** Start Task inputs **

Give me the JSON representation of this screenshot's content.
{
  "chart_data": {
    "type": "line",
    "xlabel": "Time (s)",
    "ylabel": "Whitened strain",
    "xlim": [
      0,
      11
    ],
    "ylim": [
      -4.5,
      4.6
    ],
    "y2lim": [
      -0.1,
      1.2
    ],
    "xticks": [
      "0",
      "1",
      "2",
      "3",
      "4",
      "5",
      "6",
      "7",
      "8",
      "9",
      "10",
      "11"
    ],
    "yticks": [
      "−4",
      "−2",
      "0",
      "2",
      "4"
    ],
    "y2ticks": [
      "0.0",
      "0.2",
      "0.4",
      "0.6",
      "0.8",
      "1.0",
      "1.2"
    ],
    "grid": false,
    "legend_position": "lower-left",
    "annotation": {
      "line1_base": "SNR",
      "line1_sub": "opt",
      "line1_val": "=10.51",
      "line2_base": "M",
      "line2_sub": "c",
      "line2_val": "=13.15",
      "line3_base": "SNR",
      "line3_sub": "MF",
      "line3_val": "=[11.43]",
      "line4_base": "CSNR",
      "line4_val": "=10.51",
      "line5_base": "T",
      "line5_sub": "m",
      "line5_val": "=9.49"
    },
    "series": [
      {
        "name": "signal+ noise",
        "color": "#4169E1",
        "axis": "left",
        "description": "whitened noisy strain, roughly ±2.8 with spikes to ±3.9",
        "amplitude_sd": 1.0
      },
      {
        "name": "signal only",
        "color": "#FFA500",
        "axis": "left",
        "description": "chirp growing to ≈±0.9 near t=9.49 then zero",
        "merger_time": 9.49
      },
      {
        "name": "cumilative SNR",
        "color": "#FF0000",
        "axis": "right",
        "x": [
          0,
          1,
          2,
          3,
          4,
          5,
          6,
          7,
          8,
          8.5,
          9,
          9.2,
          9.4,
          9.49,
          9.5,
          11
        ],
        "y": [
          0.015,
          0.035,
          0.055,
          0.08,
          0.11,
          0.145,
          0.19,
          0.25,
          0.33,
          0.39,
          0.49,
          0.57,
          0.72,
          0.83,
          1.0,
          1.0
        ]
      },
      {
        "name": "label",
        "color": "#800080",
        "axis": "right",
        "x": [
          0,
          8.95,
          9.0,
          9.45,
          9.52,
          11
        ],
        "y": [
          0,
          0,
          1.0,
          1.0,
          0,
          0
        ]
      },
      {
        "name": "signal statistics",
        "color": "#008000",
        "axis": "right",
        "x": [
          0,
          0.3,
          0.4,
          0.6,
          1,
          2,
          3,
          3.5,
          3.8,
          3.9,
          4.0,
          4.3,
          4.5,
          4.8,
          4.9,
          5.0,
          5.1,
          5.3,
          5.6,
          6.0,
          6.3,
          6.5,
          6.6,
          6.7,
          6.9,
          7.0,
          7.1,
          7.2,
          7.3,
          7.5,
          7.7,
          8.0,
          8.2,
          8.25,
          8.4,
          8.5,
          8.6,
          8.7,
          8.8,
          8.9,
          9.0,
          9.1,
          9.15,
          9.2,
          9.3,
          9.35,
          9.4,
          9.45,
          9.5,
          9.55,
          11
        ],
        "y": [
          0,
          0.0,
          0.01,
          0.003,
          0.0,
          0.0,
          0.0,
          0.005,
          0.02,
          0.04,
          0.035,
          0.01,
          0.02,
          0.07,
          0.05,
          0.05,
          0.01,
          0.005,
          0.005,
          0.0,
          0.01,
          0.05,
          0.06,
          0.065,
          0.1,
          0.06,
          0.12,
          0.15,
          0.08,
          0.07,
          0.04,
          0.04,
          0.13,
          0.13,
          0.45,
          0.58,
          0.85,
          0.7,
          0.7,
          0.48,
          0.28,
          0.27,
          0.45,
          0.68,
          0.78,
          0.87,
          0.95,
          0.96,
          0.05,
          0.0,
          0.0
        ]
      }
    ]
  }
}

** End Task inputs **

__Task instructions__: All of the data needs to be reproduced exactly, with no line missing.

__Final result__:
Give me the JSON representation of this screenshot's content.
{
  "chart_data": {
    "type": "line",
    "xlabel": "Time (s)",
    "ylabel": "Whitened strain",
    "xlim": [
      0,
      11
    ],
    "ylim": [
      -4.5,
      4.6
    ],
    "y2lim": [
      -0.1,
      1.2
    ],
    "xticks": [
      "0",
      "1",
      "2",
      "3",
      "4",
      "5",
      "6",
      "7",
      "8",
      "9",
      "10",
      "11"
    ],
    "yticks": [
      "−4",
      "−2",
      "0",
      "2",
      "4"
    ],
    "y2ticks": [
      "0.0",
      "0.2",
      "0.4",
      "0.6",
      "0.8",
      "1.0",
      "1.2"
    ],
    "grid": false,
    "legend_position": "lower-left",
    "annotation": {
      "line1_base": "SNR",
      "line1_sub": "opt",
      "line1_val": "=10.51",
      "line2_base": "M",
      "line2_sub": "c",
      "line2_val": "=13.15",
      "line3_base": "SNR",
      "line3_sub": "MF",
      "line3_val": "=[11.43]",
      "line4_base": "CSNR",
      "line4_val": "=10.51",
      "line5_base": "T",
      "line5_sub": "m",
      "line5_val": "=9.49"
    },
    "series": [
      {
        "name": "signal+ noise",
        "color": "#4169E1",
        "axis": "left",
        "description": "whitened noisy strain, roughly ±2.8 with spikes to ±3.9",
        "amplitude_sd": 1.0
      },
      {
        "name": "signal only",
        "color": "#FFA500",
        "axis": "left",
        "description": "chirp growing to ≈±0.9 near t=9.49 then zero",
        "merger_time": 9.49
      },
      {
        "name": "cumilative SNR",
        "color": "#FF0000",
        "axis": "right",
        "x": [
          0,
          1,
          2,
          3,
          4,
          5,
          6,
          7,
          8,
          8.5,
          9,
          9.2,
          9.4,
          9.49,
          9.5,
          11
        ],
        "y": [
          0.015,
          0.035,
          0.055,
          0.08,
          0.11,
          0.145,
          0.19,
          0.25,
          0.33,
          0.39,
          0.49,
          0.57,
          0.72,
          0.83,
          1.0,
          1.0
        ]
      },
      {
        "name": "label",
        "color": "#800080",
        "axis": "right",
        "x": [
          0,
          8.95,
          9.0,
          9.45,
          9.52,
          11
        ],
        "y": [
          0,
          0,
          1.0,
          1.0,
          0,
          0
        ]
      },
      {
        "name": "signal statistics",
        "color": "#008000",
        "axis": "right",
        "x": [
          0,
          0.3,
          0.4,
          0.6,
          1,
          2,
          3,
          3.5,
          3.8,
          3.9,
          4.0,
          4.3,
          4.5,
          4.8,
          4.9,
          5.0,
          5.1,
          5.3,
          5.6,
          6.0,
          6.3,
          6.5,
          6.6,
          6.7,
          6.9,
          7.0,
          7.1,
          7.2,
          7.3,
          7.5,
          7.7,
          8.0,
          8.2,
          8.25,
          8.4,
          8.5,
          8.6,
          8.7,
          8.8,
          8.9,
          9.0,
          9.1,
          9.15,
          9.2,
          9.3,
          9.35,
          9.4,
          9.45,
          9.5,
          9.55,
          11
        ],
        "y": [
          0,
          0.0,
          0.01,
          0.003,
          0.0,
          0.0,
          0.0,
          0.005,
          0.02,
          0.04,
          0.035,
          0.01,
          0.02,
          0.07,
          0.05,
          0.05,
          0.01,
          0.005,
          0.005,
          0.0,
          0.01,
          0.05,
          0.06,
          0.065,
          0.1,
          0.06,
          0.12,
          0.15,
          0.08,
          0.07,
          0.04,
          0.04,
          0.13,
          0.13,
          0.45,
          0.58,
          0.85,
          0.7,
          0.7,
          0.48,
          0.28,
          0.27,
          0.45,
          0.68,
          0.78,
          0.87,
          0.95,
          0.96,
          0.05,
          0.0,
          0.0
        ]
      }
    ]
  }
}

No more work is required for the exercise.